Exercise => Retype the data that follows line by line, exactly, and leave its pictures out.

Records =>
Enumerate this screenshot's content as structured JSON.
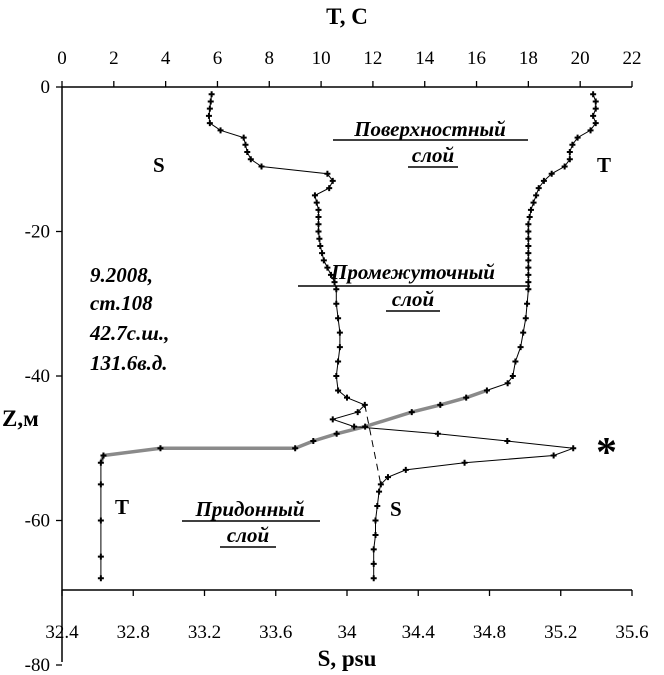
{
  "chart_data": {
    "type": "line",
    "title": "",
    "top_axis": {
      "label": "T, C",
      "range": [
        0,
        22
      ],
      "ticks": [
        "0",
        "2",
        "4",
        "6",
        "8",
        "10",
        "12",
        "14",
        "16",
        "18",
        "20",
        "22"
      ]
    },
    "bottom_axis": {
      "label": "S, psu",
      "range": [
        32.4,
        35.6
      ],
      "ticks": [
        "32.4",
        "32.8",
        "33.2",
        "33.6",
        "34",
        "34.4",
        "34.8",
        "35.2",
        "35.6"
      ]
    },
    "left_axis": {
      "label": "Z,м",
      "range": [
        0,
        -80
      ],
      "ticks": [
        "0",
        "-20",
        "-40",
        "-60",
        "-80"
      ]
    },
    "grid": false,
    "series": [
      {
        "name": "S",
        "color": "#000000",
        "points": [
          [
            33.24,
            -1
          ],
          [
            33.235,
            -2
          ],
          [
            33.23,
            -3
          ],
          [
            33.225,
            -4
          ],
          [
            33.23,
            -5
          ],
          [
            33.29,
            -6
          ],
          [
            33.42,
            -7
          ],
          [
            33.43,
            -8
          ],
          [
            33.44,
            -9
          ],
          [
            33.46,
            -10
          ],
          [
            33.52,
            -11
          ],
          [
            33.89,
            -12
          ],
          [
            33.92,
            -13
          ],
          [
            33.9,
            -14
          ],
          [
            33.82,
            -15
          ],
          [
            33.83,
            -16
          ],
          [
            33.84,
            -17
          ],
          [
            33.84,
            -18
          ],
          [
            33.84,
            -19
          ],
          [
            33.84,
            -20
          ],
          [
            33.845,
            -21
          ],
          [
            33.85,
            -22
          ],
          [
            33.86,
            -23
          ],
          [
            33.87,
            -24
          ],
          [
            33.89,
            -25
          ],
          [
            33.91,
            -26
          ],
          [
            33.93,
            -27
          ],
          [
            33.94,
            -28
          ],
          [
            33.94,
            -30
          ],
          [
            33.95,
            -32
          ],
          [
            33.96,
            -34
          ],
          [
            33.96,
            -36
          ],
          [
            33.95,
            -38
          ],
          [
            33.94,
            -40
          ],
          [
            33.95,
            -42
          ],
          [
            34.0,
            -43
          ],
          [
            34.1,
            -44
          ],
          [
            34.06,
            -45
          ],
          [
            33.92,
            -46
          ],
          [
            34.04,
            -47
          ],
          [
            34.51,
            -48
          ],
          [
            34.9,
            -49
          ],
          [
            35.27,
            -50
          ],
          [
            35.16,
            -51
          ],
          [
            34.66,
            -52
          ],
          [
            34.33,
            -53
          ],
          [
            34.23,
            -54
          ],
          [
            34.19,
            -55
          ],
          [
            34.18,
            -56
          ],
          [
            34.17,
            -58
          ],
          [
            34.16,
            -60
          ],
          [
            34.16,
            -62
          ],
          [
            34.15,
            -64
          ],
          [
            34.15,
            -66
          ],
          [
            34.15,
            -68
          ]
        ]
      },
      {
        "name": "T",
        "color": "#000000",
        "points": [
          [
            20.5,
            -1
          ],
          [
            20.6,
            -2
          ],
          [
            20.6,
            -3
          ],
          [
            20.5,
            -4
          ],
          [
            20.6,
            -5
          ],
          [
            20.4,
            -6
          ],
          [
            19.9,
            -7
          ],
          [
            19.7,
            -8
          ],
          [
            19.6,
            -9
          ],
          [
            19.6,
            -10
          ],
          [
            19.4,
            -11
          ],
          [
            18.9,
            -12
          ],
          [
            18.6,
            -13
          ],
          [
            18.4,
            -14
          ],
          [
            18.3,
            -15
          ],
          [
            18.2,
            -16
          ],
          [
            18.1,
            -17
          ],
          [
            18.05,
            -18
          ],
          [
            18.0,
            -19
          ],
          [
            18.0,
            -20
          ],
          [
            18.0,
            -21
          ],
          [
            18.0,
            -22
          ],
          [
            18.0,
            -23
          ],
          [
            18.0,
            -24
          ],
          [
            18.0,
            -25
          ],
          [
            18.0,
            -26
          ],
          [
            18.0,
            -27
          ],
          [
            18.0,
            -28
          ],
          [
            17.95,
            -30
          ],
          [
            17.9,
            -32
          ],
          [
            17.8,
            -34
          ],
          [
            17.7,
            -36
          ],
          [
            17.5,
            -38
          ],
          [
            17.4,
            -40
          ],
          [
            17.2,
            -41
          ],
          [
            16.4,
            -42
          ],
          [
            15.6,
            -43
          ],
          [
            14.6,
            -44
          ],
          [
            13.5,
            -45
          ],
          [
            11.7,
            -47
          ],
          [
            10.6,
            -48
          ],
          [
            9.7,
            -49
          ],
          [
            9.0,
            -50
          ],
          [
            3.8,
            -50
          ],
          [
            1.6,
            -51
          ],
          [
            1.5,
            -52
          ],
          [
            1.5,
            -55
          ],
          [
            1.5,
            -60
          ],
          [
            1.5,
            -65
          ],
          [
            1.5,
            -68
          ]
        ]
      }
    ],
    "annotations": {
      "surface_layer": [
        "Поверхностный",
        "слой"
      ],
      "intermediate_layer": [
        "Промежуточный",
        "слой"
      ],
      "bottom_layer": [
        "Придонный",
        "слой"
      ],
      "station_info": [
        "9.2008,",
        "ст.108",
        "42.7с.ш.,",
        "131.6в.д."
      ],
      "curve_labels": {
        "s_top": "S",
        "t_top": "T",
        "t_bottom": "T",
        "s_bottom": "S"
      },
      "marker": "*"
    }
  }
}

The output =>
Enumerate this screenshot's content as structured JSON.
{
  "chart_data": {
    "type": "line",
    "title": "",
    "top_axis": {
      "label": "T, C",
      "range": [
        0,
        22
      ],
      "ticks": [
        "0",
        "2",
        "4",
        "6",
        "8",
        "10",
        "12",
        "14",
        "16",
        "18",
        "20",
        "22"
      ]
    },
    "bottom_axis": {
      "label": "S, psu",
      "range": [
        32.4,
        35.6
      ],
      "ticks": [
        "32.4",
        "32.8",
        "33.2",
        "33.6",
        "34",
        "34.4",
        "34.8",
        "35.2",
        "35.6"
      ]
    },
    "left_axis": {
      "label": "Z,м",
      "range": [
        0,
        -80
      ],
      "ticks": [
        "0",
        "-20",
        "-40",
        "-60",
        "-80"
      ]
    },
    "grid": false,
    "series": [
      {
        "name": "S",
        "color": "#000000",
        "points": [
          [
            33.24,
            -1
          ],
          [
            33.235,
            -2
          ],
          [
            33.23,
            -3
          ],
          [
            33.225,
            -4
          ],
          [
            33.23,
            -5
          ],
          [
            33.29,
            -6
          ],
          [
            33.42,
            -7
          ],
          [
            33.43,
            -8
          ],
          [
            33.44,
            -9
          ],
          [
            33.46,
            -10
          ],
          [
            33.52,
            -11
          ],
          [
            33.89,
            -12
          ],
          [
            33.92,
            -13
          ],
          [
            33.9,
            -14
          ],
          [
            33.82,
            -15
          ],
          [
            33.83,
            -16
          ],
          [
            33.84,
            -17
          ],
          [
            33.84,
            -18
          ],
          [
            33.84,
            -19
          ],
          [
            33.84,
            -20
          ],
          [
            33.845,
            -21
          ],
          [
            33.85,
            -22
          ],
          [
            33.86,
            -23
          ],
          [
            33.87,
            -24
          ],
          [
            33.89,
            -25
          ],
          [
            33.91,
            -26
          ],
          [
            33.93,
            -27
          ],
          [
            33.94,
            -28
          ],
          [
            33.94,
            -30
          ],
          [
            33.95,
            -32
          ],
          [
            33.96,
            -34
          ],
          [
            33.96,
            -36
          ],
          [
            33.95,
            -38
          ],
          [
            33.94,
            -40
          ],
          [
            33.95,
            -42
          ],
          [
            34.0,
            -43
          ],
          [
            34.1,
            -44
          ],
          [
            34.06,
            -45
          ],
          [
            33.92,
            -46
          ],
          [
            34.04,
            -47
          ],
          [
            34.51,
            -48
          ],
          [
            34.9,
            -49
          ],
          [
            35.27,
            -50
          ],
          [
            35.16,
            -51
          ],
          [
            34.66,
            -52
          ],
          [
            34.33,
            -53
          ],
          [
            34.23,
            -54
          ],
          [
            34.19,
            -55
          ],
          [
            34.18,
            -56
          ],
          [
            34.17,
            -58
          ],
          [
            34.16,
            -60
          ],
          [
            34.16,
            -62
          ],
          [
            34.15,
            -64
          ],
          [
            34.15,
            -66
          ],
          [
            34.15,
            -68
          ]
        ]
      },
      {
        "name": "T",
        "color": "#000000",
        "points": [
          [
            20.5,
            -1
          ],
          [
            20.6,
            -2
          ],
          [
            20.6,
            -3
          ],
          [
            20.5,
            -4
          ],
          [
            20.6,
            -5
          ],
          [
            20.4,
            -6
          ],
          [
            19.9,
            -7
          ],
          [
            19.7,
            -8
          ],
          [
            19.6,
            -9
          ],
          [
            19.6,
            -10
          ],
          [
            19.4,
            -11
          ],
          [
            18.9,
            -12
          ],
          [
            18.6,
            -13
          ],
          [
            18.4,
            -14
          ],
          [
            18.3,
            -15
          ],
          [
            18.2,
            -16
          ],
          [
            18.1,
            -17
          ],
          [
            18.05,
            -18
          ],
          [
            18.0,
            -19
          ],
          [
            18.0,
            -20
          ],
          [
            18.0,
            -21
          ],
          [
            18.0,
            -22
          ],
          [
            18.0,
            -23
          ],
          [
            18.0,
            -24
          ],
          [
            18.0,
            -25
          ],
          [
            18.0,
            -26
          ],
          [
            18.0,
            -27
          ],
          [
            18.0,
            -28
          ],
          [
            17.95,
            -30
          ],
          [
            17.9,
            -32
          ],
          [
            17.8,
            -34
          ],
          [
            17.7,
            -36
          ],
          [
            17.5,
            -38
          ],
          [
            17.4,
            -40
          ],
          [
            17.2,
            -41
          ],
          [
            16.4,
            -42
          ],
          [
            15.6,
            -43
          ],
          [
            14.6,
            -44
          ],
          [
            13.5,
            -45
          ],
          [
            11.7,
            -47
          ],
          [
            10.6,
            -48
          ],
          [
            9.7,
            -49
          ],
          [
            9.0,
            -50
          ],
          [
            3.8,
            -50
          ],
          [
            1.6,
            -51
          ],
          [
            1.5,
            -52
          ],
          [
            1.5,
            -55
          ],
          [
            1.5,
            -60
          ],
          [
            1.5,
            -65
          ],
          [
            1.5,
            -68
          ]
        ]
      }
    ],
    "annotations": {
      "surface_layer": [
        "Поверхностный",
        "слой"
      ],
      "intermediate_layer": [
        "Промежуточный",
        "слой"
      ],
      "bottom_layer": [
        "Придонный",
        "слой"
      ],
      "station_info": [
        "9.2008,",
        "ст.108",
        "42.7с.ш.,",
        "131.6в.д."
      ],
      "curve_labels": {
        "s_top": "S",
        "t_top": "T",
        "t_bottom": "T",
        "s_bottom": "S"
      },
      "marker": "*"
    }
  }
}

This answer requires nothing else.